● GOAL OF THE EXERCISE
Every entry here needs to be repeated exactly.

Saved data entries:
# # # #

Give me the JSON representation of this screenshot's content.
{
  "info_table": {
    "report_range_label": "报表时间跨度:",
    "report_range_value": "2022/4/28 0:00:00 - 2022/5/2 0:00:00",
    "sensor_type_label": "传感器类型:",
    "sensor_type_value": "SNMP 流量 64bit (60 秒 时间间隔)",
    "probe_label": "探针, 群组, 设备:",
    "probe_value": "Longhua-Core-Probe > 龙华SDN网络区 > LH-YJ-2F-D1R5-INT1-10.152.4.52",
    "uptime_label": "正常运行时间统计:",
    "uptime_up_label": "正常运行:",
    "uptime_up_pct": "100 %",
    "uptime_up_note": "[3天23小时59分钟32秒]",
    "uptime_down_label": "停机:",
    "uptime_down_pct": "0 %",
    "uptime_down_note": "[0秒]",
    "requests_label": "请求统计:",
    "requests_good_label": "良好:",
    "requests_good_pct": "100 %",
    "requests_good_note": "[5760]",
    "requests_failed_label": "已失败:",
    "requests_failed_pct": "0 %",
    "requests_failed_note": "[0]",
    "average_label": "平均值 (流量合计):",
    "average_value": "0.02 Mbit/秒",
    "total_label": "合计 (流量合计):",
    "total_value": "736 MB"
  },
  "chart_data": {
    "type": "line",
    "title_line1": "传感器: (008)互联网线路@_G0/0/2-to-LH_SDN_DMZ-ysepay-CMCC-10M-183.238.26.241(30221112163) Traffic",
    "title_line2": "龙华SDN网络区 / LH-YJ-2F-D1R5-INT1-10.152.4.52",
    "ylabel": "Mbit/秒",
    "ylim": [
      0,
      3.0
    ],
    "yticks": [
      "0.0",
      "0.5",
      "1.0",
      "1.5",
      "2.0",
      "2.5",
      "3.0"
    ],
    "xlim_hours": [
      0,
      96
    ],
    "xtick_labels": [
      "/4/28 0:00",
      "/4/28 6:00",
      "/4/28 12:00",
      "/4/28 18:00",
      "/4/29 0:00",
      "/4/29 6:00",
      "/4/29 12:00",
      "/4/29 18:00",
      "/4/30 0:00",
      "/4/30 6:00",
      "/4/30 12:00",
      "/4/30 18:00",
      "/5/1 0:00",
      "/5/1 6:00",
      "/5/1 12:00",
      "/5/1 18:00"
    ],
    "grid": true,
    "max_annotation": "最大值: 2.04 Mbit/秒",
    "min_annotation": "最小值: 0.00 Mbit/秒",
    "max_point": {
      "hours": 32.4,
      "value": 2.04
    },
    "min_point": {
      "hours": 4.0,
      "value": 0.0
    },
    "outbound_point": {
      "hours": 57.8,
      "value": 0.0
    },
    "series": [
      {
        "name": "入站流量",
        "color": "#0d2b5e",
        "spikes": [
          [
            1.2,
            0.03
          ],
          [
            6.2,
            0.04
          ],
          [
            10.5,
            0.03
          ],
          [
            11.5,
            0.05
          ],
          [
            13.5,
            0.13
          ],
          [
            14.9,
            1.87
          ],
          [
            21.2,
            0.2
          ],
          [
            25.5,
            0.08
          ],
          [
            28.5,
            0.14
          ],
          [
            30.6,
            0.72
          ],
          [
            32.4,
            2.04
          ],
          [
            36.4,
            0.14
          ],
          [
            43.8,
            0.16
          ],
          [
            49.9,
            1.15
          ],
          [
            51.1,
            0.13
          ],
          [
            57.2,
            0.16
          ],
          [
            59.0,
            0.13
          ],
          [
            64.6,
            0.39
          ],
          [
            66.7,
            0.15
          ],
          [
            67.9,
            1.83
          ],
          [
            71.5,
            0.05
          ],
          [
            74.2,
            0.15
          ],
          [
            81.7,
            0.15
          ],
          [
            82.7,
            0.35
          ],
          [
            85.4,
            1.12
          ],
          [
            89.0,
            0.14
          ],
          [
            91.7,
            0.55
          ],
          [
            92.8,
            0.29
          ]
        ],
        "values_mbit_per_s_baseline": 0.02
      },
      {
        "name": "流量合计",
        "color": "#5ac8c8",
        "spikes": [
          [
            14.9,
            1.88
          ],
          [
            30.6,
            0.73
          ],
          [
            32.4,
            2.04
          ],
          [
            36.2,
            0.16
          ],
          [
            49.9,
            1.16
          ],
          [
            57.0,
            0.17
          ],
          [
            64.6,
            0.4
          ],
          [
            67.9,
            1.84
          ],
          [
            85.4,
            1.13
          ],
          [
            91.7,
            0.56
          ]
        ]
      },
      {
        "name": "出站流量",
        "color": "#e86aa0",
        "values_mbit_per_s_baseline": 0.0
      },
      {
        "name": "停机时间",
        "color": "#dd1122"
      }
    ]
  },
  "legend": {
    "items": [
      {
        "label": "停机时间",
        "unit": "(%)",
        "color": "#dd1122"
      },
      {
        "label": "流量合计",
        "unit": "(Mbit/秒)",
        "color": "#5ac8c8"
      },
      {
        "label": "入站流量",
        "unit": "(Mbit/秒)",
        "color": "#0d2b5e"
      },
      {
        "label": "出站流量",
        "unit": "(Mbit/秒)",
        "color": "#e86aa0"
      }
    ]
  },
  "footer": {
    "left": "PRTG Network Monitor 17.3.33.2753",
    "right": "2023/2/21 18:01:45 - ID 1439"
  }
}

# # # #

● WRITTEN ANSWER
Give me the JSON representation of this screenshot's content.
{
  "info_table": {
    "report_range_label": "报表时间跨度:",
    "report_range_value": "2022/4/28 0:00:00 - 2022/5/2 0:00:00",
    "sensor_type_label": "传感器类型:",
    "sensor_type_value": "SNMP 流量 64bit (60 秒 时间间隔)",
    "probe_label": "探针, 群组, 设备:",
    "probe_value": "Longhua-Core-Probe > 龙华SDN网络区 > LH-YJ-2F-D1R5-INT1-10.152.4.52",
    "uptime_label": "正常运行时间统计:",
    "uptime_up_label": "正常运行:",
    "uptime_up_pct": "100 %",
    "uptime_up_note": "[3天23小时59分钟32秒]",
    "uptime_down_label": "停机:",
    "uptime_down_pct": "0 %",
    "uptime_down_note": "[0秒]",
    "requests_label": "请求统计:",
    "requests_good_label": "良好:",
    "requests_good_pct": "100 %",
    "requests_good_note": "[5760]",
    "requests_failed_label": "已失败:",
    "requests_failed_pct": "0 %",
    "requests_failed_note": "[0]",
    "average_label": "平均值 (流量合计):",
    "average_value": "0.02 Mbit/秒",
    "total_label": "合计 (流量合计):",
    "total_value": "736 MB"
  },
  "chart_data": {
    "type": "line",
    "title_line1": "传感器: (008)互联网线路@_G0/0/2-to-LH_SDN_DMZ-ysepay-CMCC-10M-183.238.26.241(30221112163) Traffic",
    "title_line2": "龙华SDN网络区 / LH-YJ-2F-D1R5-INT1-10.152.4.52",
    "ylabel": "Mbit/秒",
    "ylim": [
      0,
      3.0
    ],
    "yticks": [
      "0.0",
      "0.5",
      "1.0",
      "1.5",
      "2.0",
      "2.5",
      "3.0"
    ],
    "xlim_hours": [
      0,
      96
    ],
    "xtick_labels": [
      "/4/28 0:00",
      "/4/28 6:00",
      "/4/28 12:00",
      "/4/28 18:00",
      "/4/29 0:00",
      "/4/29 6:00",
      "/4/29 12:00",
      "/4/29 18:00",
      "/4/30 0:00",
      "/4/30 6:00",
      "/4/30 12:00",
      "/4/30 18:00",
      "/5/1 0:00",
      "/5/1 6:00",
      "/5/1 12:00",
      "/5/1 18:00"
    ],
    "grid": true,
    "max_annotation": "最大值: 2.04 Mbit/秒",
    "min_annotation": "最小值: 0.00 Mbit/秒",
    "max_point": {
      "hours": 32.4,
      "value": 2.04
    },
    "min_point": {
      "hours": 4.0,
      "value": 0.0
    },
    "outbound_point": {
      "hours": 57.8,
      "value": 0.0
    },
    "series": [
      {
        "name": "入站流量",
        "color": "#0d2b5e",
        "spikes": [
          [
            1.2,
            0.03
          ],
          [
            6.2,
            0.04
          ],
          [
            10.5,
            0.03
          ],
          [
            11.5,
            0.05
          ],
          [
            13.5,
            0.13
          ],
          [
            14.9,
            1.87
          ],
          [
            21.2,
            0.2
          ],
          [
            25.5,
            0.08
          ],
          [
            28.5,
            0.14
          ],
          [
            30.6,
            0.72
          ],
          [
            32.4,
            2.04
          ],
          [
            36.4,
            0.14
          ],
          [
            43.8,
            0.16
          ],
          [
            49.9,
            1.15
          ],
          [
            51.1,
            0.13
          ],
          [
            57.2,
            0.16
          ],
          [
            59.0,
            0.13
          ],
          [
            64.6,
            0.39
          ],
          [
            66.7,
            0.15
          ],
          [
            67.9,
            1.83
          ],
          [
            71.5,
            0.05
          ],
          [
            74.2,
            0.15
          ],
          [
            81.7,
            0.15
          ],
          [
            82.7,
            0.35
          ],
          [
            85.4,
            1.12
          ],
          [
            89.0,
            0.14
          ],
          [
            91.7,
            0.55
          ],
          [
            92.8,
            0.29
          ]
        ],
        "values_mbit_per_s_baseline": 0.02
      },
      {
        "name": "流量合计",
        "color": "#5ac8c8",
        "spikes": [
          [
            14.9,
            1.88
          ],
          [
            30.6,
            0.73
          ],
          [
            32.4,
            2.04
          ],
          [
            36.2,
            0.16
          ],
          [
            49.9,
            1.16
          ],
          [
            57.0,
            0.17
          ],
          [
            64.6,
            0.4
          ],
          [
            67.9,
            1.84
          ],
          [
            85.4,
            1.13
          ],
          [
            91.7,
            0.56
          ]
        ]
      },
      {
        "name": "出站流量",
        "color": "#e86aa0",
        "values_mbit_per_s_baseline": 0.0
      },
      {
        "name": "停机时间",
        "color": "#dd1122"
      }
    ]
  },
  "legend": {
    "items": [
      {
        "label": "停机时间",
        "unit": "(%)",
        "color": "#dd1122"
      },
      {
        "label": "流量合计",
        "unit": "(Mbit/秒)",
        "color": "#5ac8c8"
      },
      {
        "label": "入站流量",
        "unit": "(Mbit/秒)",
        "color": "#0d2b5e"
      },
      {
        "label": "出站流量",
        "unit": "(Mbit/秒)",
        "color": "#e86aa0"
      }
    ]
  },
  "footer": {
    "left": "PRTG Network Monitor 17.3.33.2753",
    "right": "2023/2/21 18:01:45 - ID 1439"
  }
}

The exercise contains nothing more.